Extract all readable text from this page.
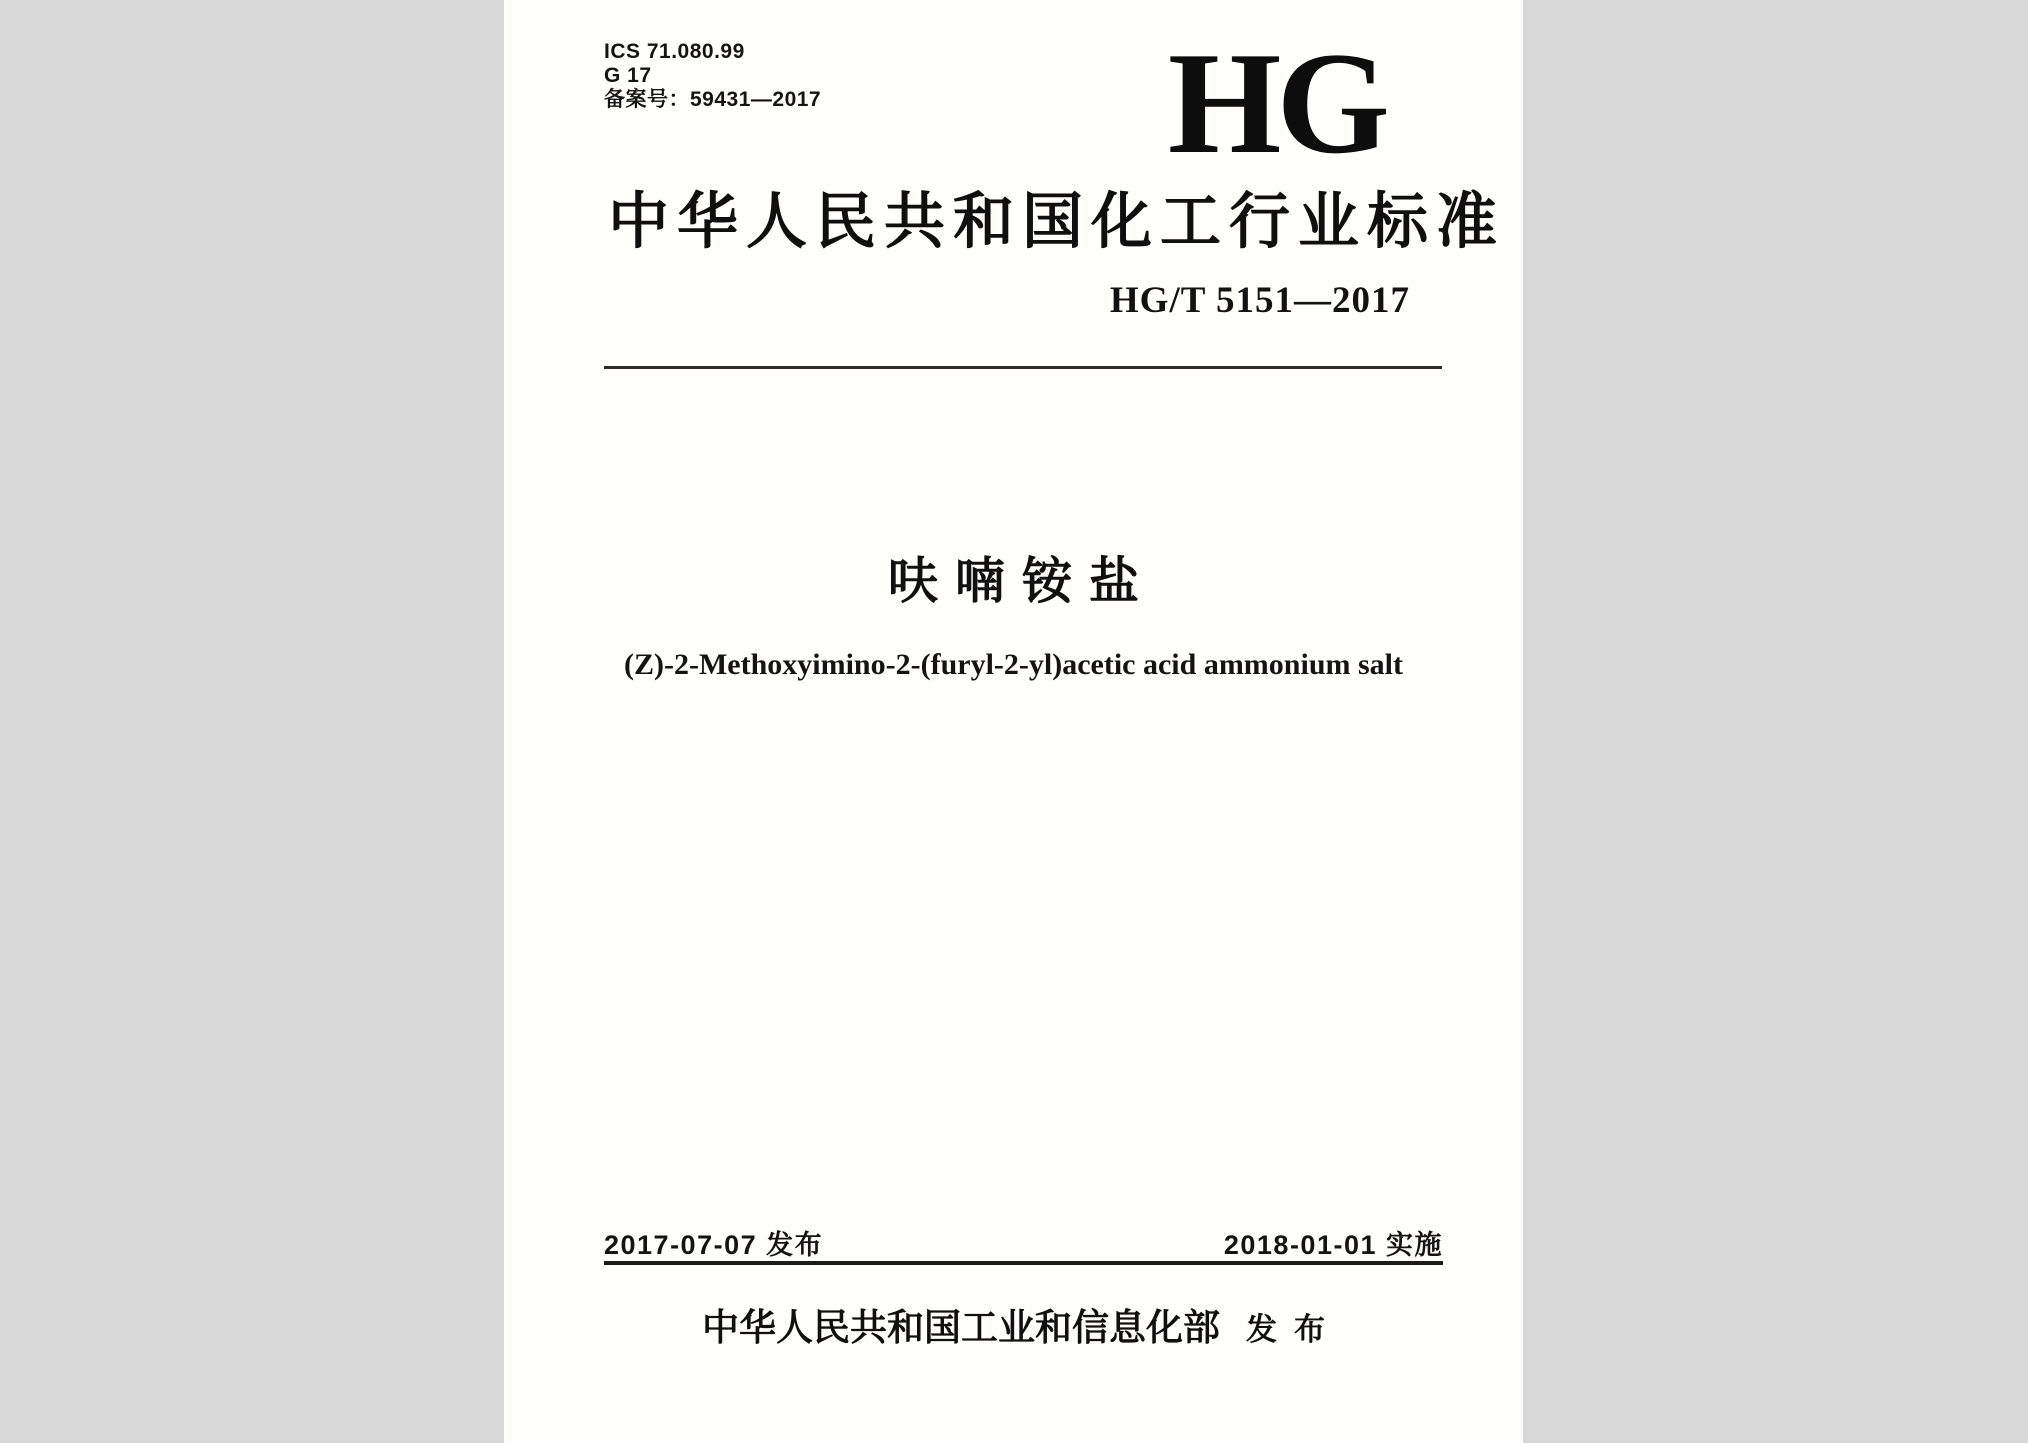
ICS 71.080.99
G 17
备案号：59431—2017 HG
中华人民共和国化工行业标准
HG/T 5151—2017
呋喃铵盐
(Z)-2-Methoxyimino-2-(furyl-2-yl)acetic acid ammonium salt
2017-07-07 发布	2018-01-01 实施
中华人民共和国工业和信息化部 发布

§ WHAT YOU SHOULD DO
Reproduce the records verbatim, omitting all images they contain.

§ TASK SOLUTION
Extract all readable text from this page.
ICS 71.080.99
G 17
备案号：59431—2017 HG
中华人民共和国化工行业标准
HG/T 5151—2017
呋喃铵盐
(Z)-2-Methoxyimino-2-(furyl-2-yl)acetic acid ammonium salt
2017-07-07 发布	2018-01-01 实施
中华人民共和国工业和信息化部 发布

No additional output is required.